WHAT YOU HAVE TO DO ▸ Your task is to print the material below exactly as presented.

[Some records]
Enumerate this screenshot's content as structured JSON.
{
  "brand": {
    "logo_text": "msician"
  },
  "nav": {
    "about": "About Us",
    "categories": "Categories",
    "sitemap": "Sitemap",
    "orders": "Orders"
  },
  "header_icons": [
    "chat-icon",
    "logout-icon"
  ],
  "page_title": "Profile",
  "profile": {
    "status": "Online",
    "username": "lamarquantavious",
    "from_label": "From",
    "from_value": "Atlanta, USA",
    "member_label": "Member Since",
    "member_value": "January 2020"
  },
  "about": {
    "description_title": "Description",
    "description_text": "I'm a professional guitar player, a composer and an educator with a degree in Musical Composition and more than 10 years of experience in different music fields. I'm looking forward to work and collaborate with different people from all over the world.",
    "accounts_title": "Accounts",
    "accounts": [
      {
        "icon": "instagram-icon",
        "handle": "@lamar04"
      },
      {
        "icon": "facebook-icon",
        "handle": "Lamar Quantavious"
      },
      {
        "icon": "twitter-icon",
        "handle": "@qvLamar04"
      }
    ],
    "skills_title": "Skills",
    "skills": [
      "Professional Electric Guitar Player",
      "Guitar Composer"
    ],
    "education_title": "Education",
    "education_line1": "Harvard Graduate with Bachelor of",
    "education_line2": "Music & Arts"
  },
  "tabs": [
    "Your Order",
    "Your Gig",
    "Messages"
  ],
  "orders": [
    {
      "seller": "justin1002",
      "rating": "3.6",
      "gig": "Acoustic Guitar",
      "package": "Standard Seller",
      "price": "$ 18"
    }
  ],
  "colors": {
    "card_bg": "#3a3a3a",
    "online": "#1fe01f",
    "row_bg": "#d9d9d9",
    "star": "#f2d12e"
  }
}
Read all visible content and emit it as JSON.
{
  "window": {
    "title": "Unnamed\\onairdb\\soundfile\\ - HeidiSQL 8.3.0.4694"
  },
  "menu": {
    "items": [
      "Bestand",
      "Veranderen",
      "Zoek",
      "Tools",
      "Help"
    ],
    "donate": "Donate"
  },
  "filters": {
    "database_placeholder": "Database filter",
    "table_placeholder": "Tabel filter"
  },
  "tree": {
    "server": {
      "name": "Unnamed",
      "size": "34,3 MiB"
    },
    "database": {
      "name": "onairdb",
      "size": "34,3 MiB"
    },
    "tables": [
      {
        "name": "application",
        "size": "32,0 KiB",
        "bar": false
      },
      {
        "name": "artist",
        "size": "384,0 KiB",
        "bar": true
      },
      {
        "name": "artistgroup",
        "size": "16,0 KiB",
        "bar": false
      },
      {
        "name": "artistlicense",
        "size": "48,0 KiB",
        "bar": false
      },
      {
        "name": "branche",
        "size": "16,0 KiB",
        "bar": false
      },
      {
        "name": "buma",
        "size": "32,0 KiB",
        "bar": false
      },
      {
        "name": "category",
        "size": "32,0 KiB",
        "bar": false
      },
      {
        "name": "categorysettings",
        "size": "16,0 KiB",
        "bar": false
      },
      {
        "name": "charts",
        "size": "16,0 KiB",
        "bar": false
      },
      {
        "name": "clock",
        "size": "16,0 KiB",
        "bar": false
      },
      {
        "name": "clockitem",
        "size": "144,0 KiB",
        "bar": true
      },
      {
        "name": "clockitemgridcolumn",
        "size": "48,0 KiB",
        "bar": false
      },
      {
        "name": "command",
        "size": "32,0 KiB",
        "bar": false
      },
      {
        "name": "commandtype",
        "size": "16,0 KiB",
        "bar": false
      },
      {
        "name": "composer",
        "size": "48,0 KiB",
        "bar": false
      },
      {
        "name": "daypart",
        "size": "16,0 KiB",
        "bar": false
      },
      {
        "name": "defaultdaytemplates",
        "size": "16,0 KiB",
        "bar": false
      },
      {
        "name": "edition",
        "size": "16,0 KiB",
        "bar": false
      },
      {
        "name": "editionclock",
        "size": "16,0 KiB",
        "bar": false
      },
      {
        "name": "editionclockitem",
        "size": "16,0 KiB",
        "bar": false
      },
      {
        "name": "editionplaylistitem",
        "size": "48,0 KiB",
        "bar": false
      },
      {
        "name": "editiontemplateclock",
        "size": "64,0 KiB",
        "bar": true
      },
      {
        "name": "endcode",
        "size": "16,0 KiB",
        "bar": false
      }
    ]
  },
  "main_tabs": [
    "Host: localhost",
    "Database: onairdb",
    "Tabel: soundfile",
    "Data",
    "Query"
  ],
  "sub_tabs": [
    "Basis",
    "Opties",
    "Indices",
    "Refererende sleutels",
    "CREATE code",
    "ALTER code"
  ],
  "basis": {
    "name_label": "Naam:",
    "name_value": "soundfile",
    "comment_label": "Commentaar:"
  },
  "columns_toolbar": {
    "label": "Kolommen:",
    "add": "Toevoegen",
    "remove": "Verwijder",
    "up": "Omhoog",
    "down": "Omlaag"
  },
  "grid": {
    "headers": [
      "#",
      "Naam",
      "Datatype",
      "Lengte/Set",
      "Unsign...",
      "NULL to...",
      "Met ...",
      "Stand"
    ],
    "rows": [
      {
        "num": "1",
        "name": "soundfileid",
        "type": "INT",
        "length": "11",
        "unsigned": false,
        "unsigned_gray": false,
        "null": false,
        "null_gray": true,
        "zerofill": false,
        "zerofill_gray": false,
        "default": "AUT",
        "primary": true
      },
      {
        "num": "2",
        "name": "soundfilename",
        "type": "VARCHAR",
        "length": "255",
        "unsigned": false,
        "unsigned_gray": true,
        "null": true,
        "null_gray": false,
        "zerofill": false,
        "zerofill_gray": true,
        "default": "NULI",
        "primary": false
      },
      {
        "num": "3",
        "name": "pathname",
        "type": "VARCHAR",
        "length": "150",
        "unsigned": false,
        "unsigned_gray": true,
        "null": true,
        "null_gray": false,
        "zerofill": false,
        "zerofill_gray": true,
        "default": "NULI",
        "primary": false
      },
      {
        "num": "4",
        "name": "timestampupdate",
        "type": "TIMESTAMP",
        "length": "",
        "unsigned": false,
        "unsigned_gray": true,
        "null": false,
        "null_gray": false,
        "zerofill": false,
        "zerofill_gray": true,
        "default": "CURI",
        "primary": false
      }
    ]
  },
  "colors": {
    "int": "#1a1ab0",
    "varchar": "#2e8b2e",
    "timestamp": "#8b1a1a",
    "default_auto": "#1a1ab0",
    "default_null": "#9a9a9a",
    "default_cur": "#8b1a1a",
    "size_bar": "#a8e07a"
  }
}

RESULT ▸
Enumerate this screenshot's content as structured JSON.
{
  "brand": {
    "logo_text": "msician"
  },
  "nav": {
    "about": "About Us",
    "categories": "Categories",
    "sitemap": "Sitemap",
    "orders": "Orders"
  },
  "header_icons": [
    "chat-icon",
    "logout-icon"
  ],
  "page_title": "Profile",
  "profile": {
    "status": "Online",
    "username": "lamarquantavious",
    "from_label": "From",
    "from_value": "Atlanta, USA",
    "member_label": "Member Since",
    "member_value": "January 2020"
  },
  "about": {
    "description_title": "Description",
    "description_text": "I'm a professional guitar player, a composer and an educator with a degree in Musical Composition and more than 10 years of experience in different music fields. I'm looking forward to work and collaborate with different people from all over the world.",
    "accounts_title": "Accounts",
    "accounts": [
      {
        "icon": "instagram-icon",
        "handle": "@lamar04"
      },
      {
        "icon": "facebook-icon",
        "handle": "Lamar Quantavious"
      },
      {
        "icon": "twitter-icon",
        "handle": "@qvLamar04"
      }
    ],
    "skills_title": "Skills",
    "skills": [
      "Professional Electric Guitar Player",
      "Guitar Composer"
    ],
    "education_title": "Education",
    "education_line1": "Harvard Graduate with Bachelor of",
    "education_line2": "Music & Arts"
  },
  "tabs": [
    "Your Order",
    "Your Gig",
    "Messages"
  ],
  "orders": [
    {
      "seller": "justin1002",
      "rating": "3.6",
      "gig": "Acoustic Guitar",
      "package": "Standard Seller",
      "price": "$ 18"
    }
  ],
  "colors": {
    "card_bg": "#3a3a3a",
    "online": "#1fe01f",
    "row_bg": "#d9d9d9",
    "star": "#f2d12e"
  }
}
Read all visible content and emit it as JSON.
{
  "window": {
    "title": "Unnamed\\onairdb\\soundfile\\ - HeidiSQL 8.3.0.4694"
  },
  "menu": {
    "items": [
      "Bestand",
      "Veranderen",
      "Zoek",
      "Tools",
      "Help"
    ],
    "donate": "Donate"
  },
  "filters": {
    "database_placeholder": "Database filter",
    "table_placeholder": "Tabel filter"
  },
  "tree": {
    "server": {
      "name": "Unnamed",
      "size": "34,3 MiB"
    },
    "database": {
      "name": "onairdb",
      "size": "34,3 MiB"
    },
    "tables": [
      {
        "name": "application",
        "size": "32,0 KiB",
        "bar": false
      },
      {
        "name": "artist",
        "size": "384,0 KiB",
        "bar": true
      },
      {
        "name": "artistgroup",
        "size": "16,0 KiB",
        "bar": false
      },
      {
        "name": "artistlicense",
        "size": "48,0 KiB",
        "bar": false
      },
      {
        "name": "branche",
        "size": "16,0 KiB",
        "bar": false
      },
      {
        "name": "buma",
        "size": "32,0 KiB",
        "bar": false
      },
      {
        "name": "category",
        "size": "32,0 KiB",
        "bar": false
      },
      {
        "name": "categorysettings",
        "size": "16,0 KiB",
        "bar": false
      },
      {
        "name": "charts",
        "size": "16,0 KiB",
        "bar": false
      },
      {
        "name": "clock",
        "size": "16,0 KiB",
        "bar": false
      },
      {
        "name": "clockitem",
        "size": "144,0 KiB",
        "bar": true
      },
      {
        "name": "clockitemgridcolumn",
        "size": "48,0 KiB",
        "bar": false
      },
      {
        "name": "command",
        "size": "32,0 KiB",
        "bar": false
      },
      {
        "name": "commandtype",
        "size": "16,0 KiB",
        "bar": false
      },
      {
        "name": "composer",
        "size": "48,0 KiB",
        "bar": false
      },
      {
        "name": "daypart",
        "size": "16,0 KiB",
        "bar": false
      },
      {
        "name": "defaultdaytemplates",
        "size": "16,0 KiB",
        "bar": false
      },
      {
        "name": "edition",
        "size": "16,0 KiB",
        "bar": false
      },
      {
        "name": "editionclock",
        "size": "16,0 KiB",
        "bar": false
      },
      {
        "name": "editionclockitem",
        "size": "16,0 KiB",
        "bar": false
      },
      {
        "name": "editionplaylistitem",
        "size": "48,0 KiB",
        "bar": false
      },
      {
        "name": "editiontemplateclock",
        "size": "64,0 KiB",
        "bar": true
      },
      {
        "name": "endcode",
        "size": "16,0 KiB",
        "bar": false
      }
    ]
  },
  "main_tabs": [
    "Host: localhost",
    "Database: onairdb",
    "Tabel: soundfile",
    "Data",
    "Query"
  ],
  "sub_tabs": [
    "Basis",
    "Opties",
    "Indices",
    "Refererende sleutels",
    "CREATE code",
    "ALTER code"
  ],
  "basis": {
    "name_label": "Naam:",
    "name_value": "soundfile",
    "comment_label": "Commentaar:"
  },
  "columns_toolbar": {
    "label": "Kolommen:",
    "add": "Toevoegen",
    "remove": "Verwijder",
    "up": "Omhoog",
    "down": "Omlaag"
  },
  "grid": {
    "headers": [
      "#",
      "Naam",
      "Datatype",
      "Lengte/Set",
      "Unsign...",
      "NULL to...",
      "Met ...",
      "Stand"
    ],
    "rows": [
      {
        "num": "1",
        "name": "soundfileid",
        "type": "INT",
        "length": "11",
        "unsigned": false,
        "unsigned_gray": false,
        "null": false,
        "null_gray": true,
        "zerofill": false,
        "zerofill_gray": false,
        "default": "AUT",
        "primary": true
      },
      {
        "num": "2",
        "name": "soundfilename",
        "type": "VARCHAR",
        "length": "255",
        "unsigned": false,
        "unsigned_gray": true,
        "null": true,
        "null_gray": false,
        "zerofill": false,
        "zerofill_gray": true,
        "default": "NULI",
        "primary": false
      },
      {
        "num": "3",
        "name": "pathname",
        "type": "VARCHAR",
        "length": "150",
        "unsigned": false,
        "unsigned_gray": true,
        "null": true,
        "null_gray": false,
        "zerofill": false,
        "zerofill_gray": true,
        "default": "NULI",
        "primary": false
      },
      {
        "num": "4",
        "name": "timestampupdate",
        "type": "TIMESTAMP",
        "length": "",
        "unsigned": false,
        "unsigned_gray": true,
        "null": false,
        "null_gray": false,
        "zerofill": false,
        "zerofill_gray": true,
        "default": "CURI",
        "primary": false
      }
    ]
  },
  "colors": {
    "int": "#1a1ab0",
    "varchar": "#2e8b2e",
    "timestamp": "#8b1a1a",
    "default_auto": "#1a1ab0",
    "default_null": "#9a9a9a",
    "default_cur": "#8b1a1a",
    "size_bar": "#a8e07a"
  }
}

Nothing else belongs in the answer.